(Saved entries)
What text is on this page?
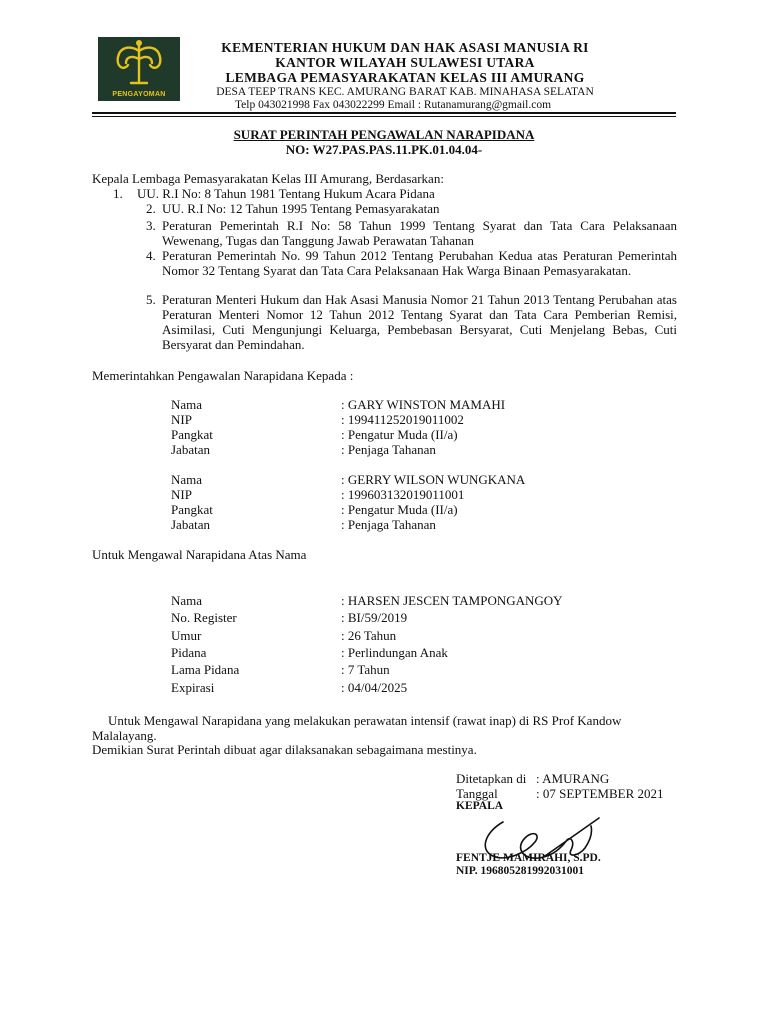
PENGAYOMAN
KEMENTERIAN HUKUM DAN HAK ASASI MANUSIA RI
KANTOR WILAYAH SULAWESI UTARA
LEMBAGA PEMASYARAKATAN KELAS III AMURANG
DESA TEEP TRANS KEC. AMURANG BARAT KAB. MINAHASA SELATAN
Telp 043021998 Fax 043022299 Email : Rutanamurang@gmail.com
SURAT PERINTAH PENGAWALAN NARAPIDANA
NO: W27.PAS.PAS.11.PK.01.04.04-
Kepala Lembaga Pemasyarakatan Kelas III Amurang, Berdasarkan:
1. UU. R.I No: 8 Tahun 1981 Tentang Hukum Acara Pidana
2. UU. R.I No: 12 Tahun 1995 Tentang Pemasyarakatan
3. Peraturan Pemerintah R.I No: 58 Tahun 1999 Tentang Syarat dan Tata Cara Pelaksanaan Wewenang, Tugas dan Tanggung Jawab Perawatan Tahanan
4. Peraturan Pemerintah No. 99 Tahun 2012 Tentang Perubahan Kedua atas Peraturan Pemerintah Nomor 32 Tentang Syarat dan Tata Cara Pelaksanaan Hak Warga Binaan Pemasyarakatan.
5. Peraturan Menteri Hukum dan Hak Asasi Manusia Nomor 21 Tahun 2013 Tentang Perubahan atas Peraturan Menteri Nomor 12 Tahun 2012 Tentang Syarat dan Tata Cara Pemberian Remisi, Asimilasi, Cuti Mengunjungi Keluarga, Pembebasan Bersyarat, Cuti Menjelang Bebas, Cuti Bersyarat dan Pemindahan.
Memerintahkan Pengawalan Narapidana Kepada :
Nama	: GARY WINSTON MAMAHI
NIP	: 199411252019011002
Pangkat	: Pengatur Muda (II/a)
Jabatan	: Penjaga Tahanan
Nama	: GERRY WILSON WUNGKANA
NIP	: 199603132019011001
Pangkat	: Pengatur Muda (II/a)
Jabatan	: Penjaga Tahanan
Untuk Mengawal Narapidana Atas Nama
Nama	: HARSEN JESCEN TAMPONGANGOY
No. Register	: BI/59/2019
Umur	: 26 Tahun
Pidana	: Perlindungan Anak
Lama Pidana	: 7 Tahun
Expirasi	: 04/04/2025
Untuk Mengawal Narapidana yang melakukan perawatan intensif (rawat inap) di RS Prof Kandow Malalayang.
Demikian Surat Perintah dibuat agar dilaksanakan sebagaimana mestinya.
Ditetapkan di : AMURANG
Tanggal	: 07 SEPTEMBER 2021
KEPALA
FENTJE MAMIRAHI, S.PD.
NIP. 196805281992031001
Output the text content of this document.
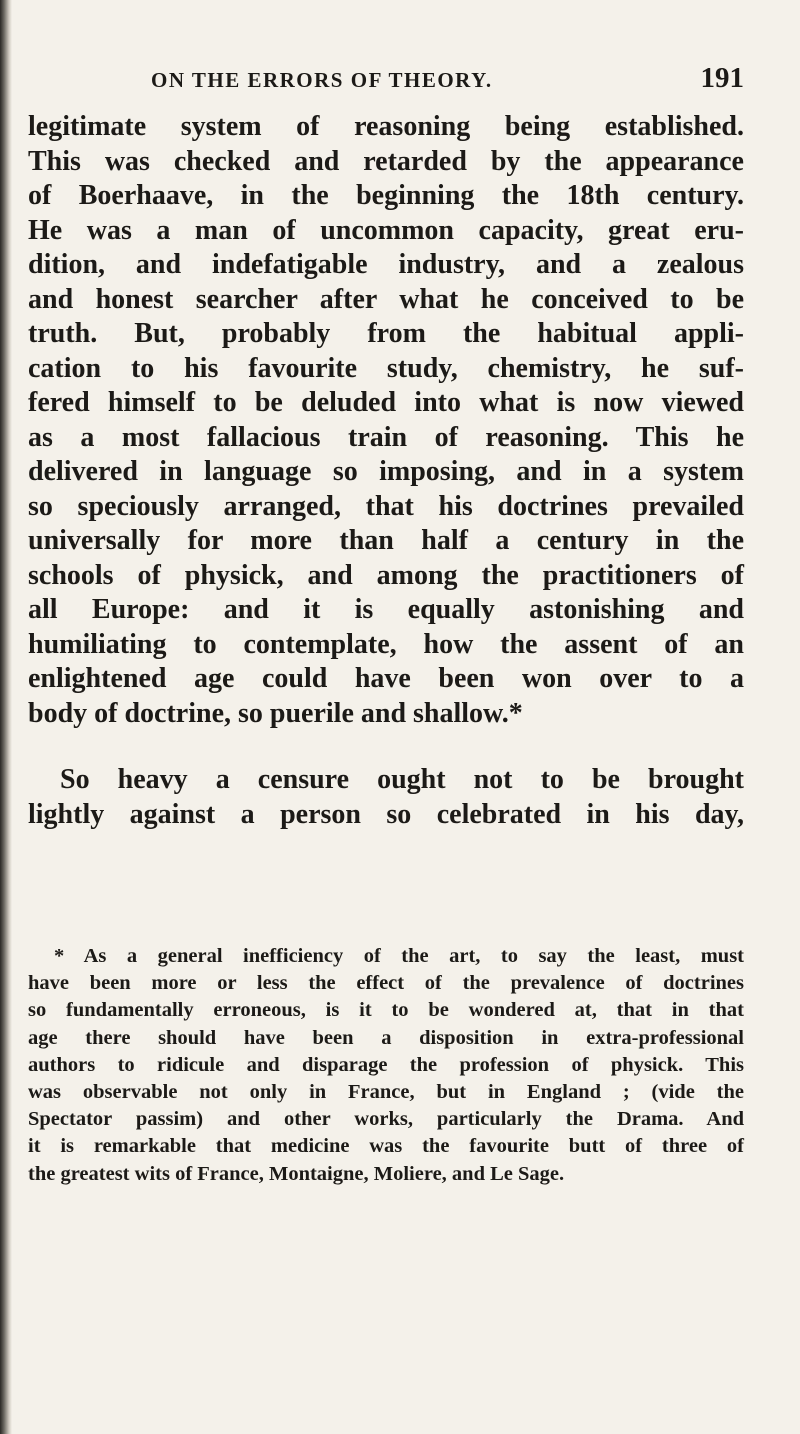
ON THE ERRORS OF THEORY.	191
legitimate system of reasoning being established.
This was checked and retarded by the appearance
of Boerhaave, in the beginning the 18th century.
He was a man of uncommon capacity, great eru-
dition, and indefatigable industry, and a zealous
and honest searcher after what he conceived to be
truth. But, probably from the habitual appli-
cation to his favourite study, chemistry, he suf-
fered himself to be deluded into what is now viewed
as a most fallacious train of reasoning. This he
delivered in language so imposing, and in a system
so speciously arranged, that his doctrines prevailed
universally for more than half a century in the
schools of physick, and among the practitioners of
all Europe: and it is equally astonishing and
humiliating to contemplate, how the assent of an
enlightened age could have been won over to a
body of doctrine, so puerile and shallow.*
So heavy a censure ought not to be brought
lightly against a person so celebrated in his day,
* As a general inefficiency of the art, to say the least, must
have been more or less the effect of the prevalence of doctrines
so fundamentally erroneous, is it to be wondered at, that in that
age there should have been a disposition in extra-professional
authors to ridicule and disparage the profession of physick. This
was observable not only in France, but in England ; (vide the
Spectator passim) and other works, particularly the Drama. And
it is remarkable that medicine was the favourite butt of three of
the greatest wits of France, Montaigne, Moliere, and Le Sage.
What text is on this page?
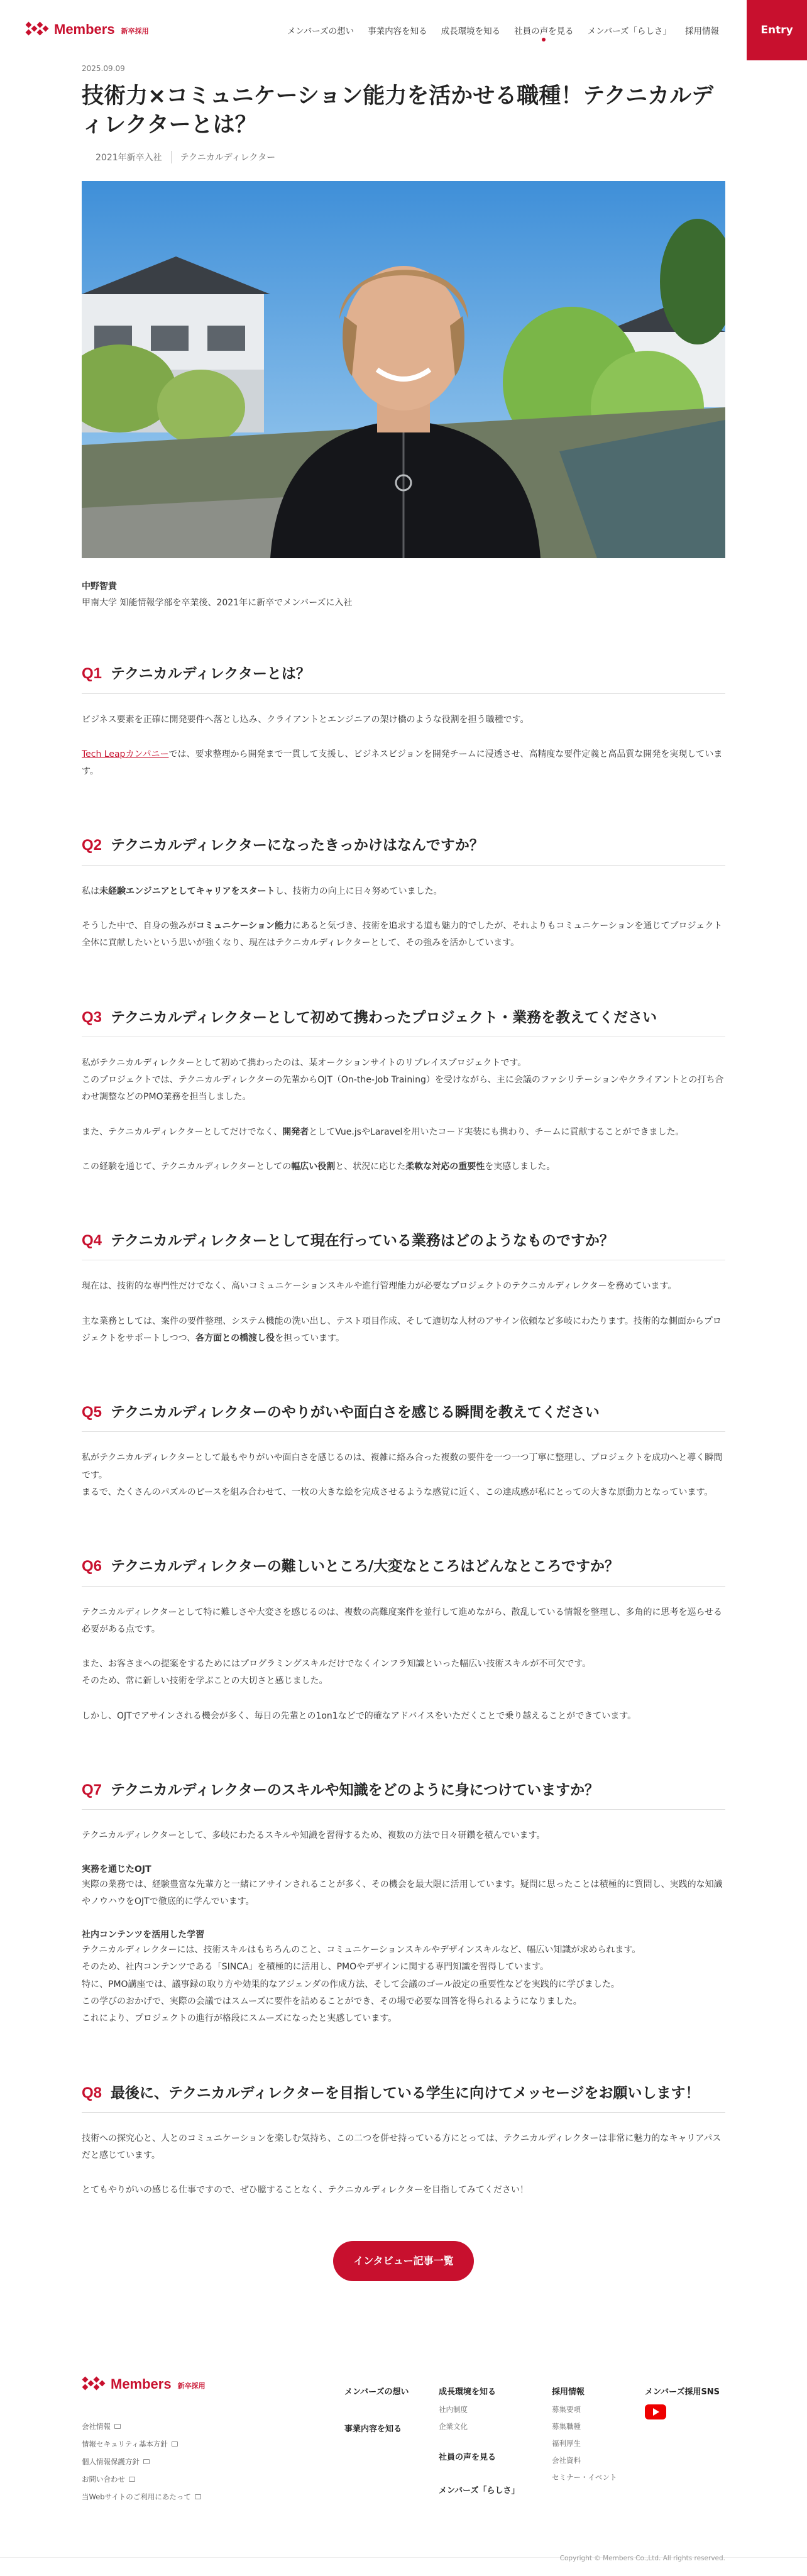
Members 新卒採用	メンバーズの想い 事業内容を知る 成長環境を知る 社員の声を見る メンバーズ「らしさ」 採用情報	Entry
2025.09.09
技術力×コミュニケーション能力を活かせる職種！テクニカルディレクターとは？
2021年新卒入社	テクニカルディレクター
中野智貴
甲南大学 知能情報学部を卒業後、2021年に新卒でメンバーズに入社
Q1 テクニカルディレクターとは？

ビジネス要素を正確に開発要件へ落とし込み、クライアントとエンジニアの架け橋のような役割を担う職種です。

Tech Leapカンパニーでは、要求整理から開発まで一貫して支援し、ビジネスビジョンを開発チームに浸透させ、高精度な要件定義と高品質な開発を実現しています。

Q2 テクニカルディレクターになったきっかけはなんですか？

私は未経験エンジニアとしてキャリアをスタートし、技術力の向上に日々努めていました。

そうした中で、自身の強みがコミュニケーション能力にあると気づき、技術を追求する道も魅力的でしたが、それよりもコミュニケーションを通じてプロジェクト全体に貢献したいという思いが強くなり、現在はテクニカルディレクターとして、その強みを活かしています。

Q3 テクニカルディレクターとして初めて携わったプロジェクト・業務を教えてください

私がテクニカルディレクターとして初めて携わったのは、某オークションサイトのリプレイスプロジェクトです。
このプロジェクトでは、テクニカルディレクターの先輩からOJT（On-the-Job Training）を受けながら、主に会議のファシリテーションやクライアントとの打ち合わせ調整などのPMO業務を担当しました。

また、テクニカルディレクターとしてだけでなく、開発者としてVue.jsやLaravelを用いたコード実装にも携わり、チームに貢献することができました。

この経験を通じて、テクニカルディレクターとしての幅広い役割と、状況に応じた柔軟な対応の重要性を実感しました。

Q4 テクニカルディレクターとして現在行っている業務はどのようなものですか？

現在は、技術的な専門性だけでなく、高いコミュニケーションスキルや進行管理能力が必要なプロジェクトのテクニカルディレクターを務めています。

主な業務としては、案件の要件整理、システム機能の洗い出し、テスト項目作成、そして適切な人材のアサイン依頼など多岐にわたります。技術的な側面からプロジェクトをサポートしつつ、各方面との橋渡し役を担っています。

Q5 テクニカルディレクターのやりがいや面白さを感じる瞬間を教えてください

私がテクニカルディレクターとして最もやりがいや面白さを感じるのは、複雑に絡み合った複数の要件を一つ一つ丁寧に整理し、プロジェクトを成功へと導く瞬間です。
まるで、たくさんのパズルのピースを組み合わせて、一枚の大きな絵を完成させるような感覚に近く、この達成感が私にとっての大きな原動力となっています。

Q6 テクニカルディレクターの難しいところ/大変なところはどんなところですか？

テクニカルディレクターとして特に難しさや大変さを感じるのは、複数の高難度案件を並行して進めながら、散乱している情報を整理し、多角的に思考を巡らせる必要がある点です。

また、お客さまへの提案をするためにはプログラミングスキルだけでなくインフラ知識といった幅広い技術スキルが不可欠です。
そのため、常に新しい技術を学ぶことの大切さと感じました。

しかし、OJTでアサインされる機会が多く、毎日の先輩との1on1などで的確なアドバイスをいただくことで乗り越えることができています。

Q7 テクニカルディレクターのスキルや知識をどのように身につけていますか？

テクニカルディレクターとして、多岐にわたるスキルや知識を習得するため、複数の方法で日々研鑽を積んでいます。

実務を通じたOJT

実際の業務では、経験豊富な先輩方と一緒にアサインされることが多く、その機会を最大限に活用しています。疑問に思ったことは積極的に質問し、実践的な知識やノウハウをOJTで徹底的に学んでいます。

社内コンテンツを活用した学習

テクニカルディレクターには、技術スキルはもちろんのこと、コミュニケーションスキルやデザインスキルなど、幅広い知識が求められます。
そのため、社内コンテンツである「SINCA」を積極的に活用し、PMOやデザインに関する専門知識を習得しています。
特に、PMO講座では、議事録の取り方や効果的なアジェンダの作成方法、そして会議のゴール設定の重要性などを実践的に学びました。
この学びのおかげで、実際の会議ではスムーズに要件を詰めることができ、その場で必要な回答を得られるようになりました。
これにより、プロジェクトの進行が格段にスムーズになったと実感しています。

Q8 最後に、テクニカルディレクターを目指している学生に向けてメッセージをお願いします！

技術への探究心と、人とのコミュニケーションを楽しむ気持ち、この二つを併せ持っている方にとっては、テクニカルディレクターは非常に魅力的なキャリアパスだと感じています。

とてもやりがいの感じる仕事ですので、ぜひ臆することなく、テクニカルディレクターを目指してみてください！

インタビュー記事一覧
Members 新卒採用
会社情報
情報セキュリティ基本方針
個人情報保護方針
お問い合わせ
当Webサイトのご利用にあたって
メンバーズの想い
事業内容を知る
成長環境を知る
社内制度
企業文化
社員の声を見る
メンバーズ「らしさ」
採用情報
募集要項
募集職種
福利厚生
会社資料
セミナー・イベント
メンバーズ採用SNS
Copyright © Members Co.,Ltd. All rights reserved.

▸ **To be done**
Extract all lines of the records above that include "事業内容を知る".

▸ **Solution for this task**
Members 新卒採用	メンバーズの想い 事業内容を知る 成長環境を知る 社員の声を見る メンバーズ「らしさ」 採用情報	Entry
事業内容を知る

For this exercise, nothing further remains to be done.